Collected data entries
---
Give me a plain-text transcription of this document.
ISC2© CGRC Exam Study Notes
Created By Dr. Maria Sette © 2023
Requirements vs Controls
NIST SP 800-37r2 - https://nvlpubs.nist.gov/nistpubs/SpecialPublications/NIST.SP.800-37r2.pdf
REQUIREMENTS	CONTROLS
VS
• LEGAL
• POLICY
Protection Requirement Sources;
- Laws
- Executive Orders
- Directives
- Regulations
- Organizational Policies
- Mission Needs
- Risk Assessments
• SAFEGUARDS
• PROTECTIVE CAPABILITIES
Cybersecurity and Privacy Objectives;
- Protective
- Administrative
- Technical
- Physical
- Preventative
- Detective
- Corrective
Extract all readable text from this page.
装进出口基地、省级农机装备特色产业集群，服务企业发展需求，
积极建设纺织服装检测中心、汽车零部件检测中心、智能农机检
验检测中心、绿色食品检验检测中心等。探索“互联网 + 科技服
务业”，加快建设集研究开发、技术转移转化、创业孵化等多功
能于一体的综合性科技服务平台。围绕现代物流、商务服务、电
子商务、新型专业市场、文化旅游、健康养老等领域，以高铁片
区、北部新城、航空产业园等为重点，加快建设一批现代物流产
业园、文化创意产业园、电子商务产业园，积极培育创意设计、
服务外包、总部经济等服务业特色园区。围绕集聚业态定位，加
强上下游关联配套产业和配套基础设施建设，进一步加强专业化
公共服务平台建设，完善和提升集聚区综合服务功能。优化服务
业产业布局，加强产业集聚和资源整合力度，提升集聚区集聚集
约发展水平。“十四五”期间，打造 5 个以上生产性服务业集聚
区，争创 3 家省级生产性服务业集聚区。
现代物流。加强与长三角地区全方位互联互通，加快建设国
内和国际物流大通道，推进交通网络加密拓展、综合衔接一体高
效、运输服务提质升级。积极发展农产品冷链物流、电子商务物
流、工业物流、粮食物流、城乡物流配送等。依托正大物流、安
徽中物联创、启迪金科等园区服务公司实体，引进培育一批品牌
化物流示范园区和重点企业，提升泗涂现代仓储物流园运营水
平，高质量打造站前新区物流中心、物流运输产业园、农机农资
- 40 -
---
§ **Set task**
Write out the full set of records exactly as given.

§ **Exercise answer**
Give me a plain-text transcription of this document.
ISC2© CGRC Exam Study Notes
Created By Dr. Maria Sette © 2023
Requirements vs Controls
NIST SP 800-37r2 - https://nvlpubs.nist.gov/nistpubs/SpecialPublications/NIST.SP.800-37r2.pdf
REQUIREMENTS	CONTROLS
VS
• LEGAL
• POLICY
Protection Requirement Sources;
- Laws
- Executive Orders
- Directives
- Regulations
- Organizational Policies
- Mission Needs
- Risk Assessments
• SAFEGUARDS
• PROTECTIVE CAPABILITIES
Cybersecurity and Privacy Objectives;
- Protective
- Administrative
- Technical
- Physical
- Preventative
- Detective
- Corrective
Extract all readable text from this page.
装进出口基地、省级农机装备特色产业集群，服务企业发展需求，
积极建设纺织服装检测中心、汽车零部件检测中心、智能农机检
验检测中心、绿色食品检验检测中心等。探索“互联网 + 科技服
务业”，加快建设集研究开发、技术转移转化、创业孵化等多功
能于一体的综合性科技服务平台。围绕现代物流、商务服务、电
子商务、新型专业市场、文化旅游、健康养老等领域，以高铁片
区、北部新城、航空产业园等为重点，加快建设一批现代物流产
业园、文化创意产业园、电子商务产业园，积极培育创意设计、
服务外包、总部经济等服务业特色园区。围绕集聚业态定位，加
强上下游关联配套产业和配套基础设施建设，进一步加强专业化
公共服务平台建设，完善和提升集聚区综合服务功能。优化服务
业产业布局，加强产业集聚和资源整合力度，提升集聚区集聚集
约发展水平。“十四五”期间，打造 5 个以上生产性服务业集聚
区，争创 3 家省级生产性服务业集聚区。
现代物流。加强与长三角地区全方位互联互通，加快建设国
内和国际物流大通道，推进交通网络加密拓展、综合衔接一体高
效、运输服务提质升级。积极发展农产品冷链物流、电子商务物
流、工业物流、粮食物流、城乡物流配送等。依托正大物流、安
徽中物联创、启迪金科等园区服务公司实体，引进培育一批品牌
化物流示范园区和重点企业，提升泗涂现代仓储物流园运营水
平，高质量打造站前新区物流中心、物流运输产业园、农机农资
- 40 -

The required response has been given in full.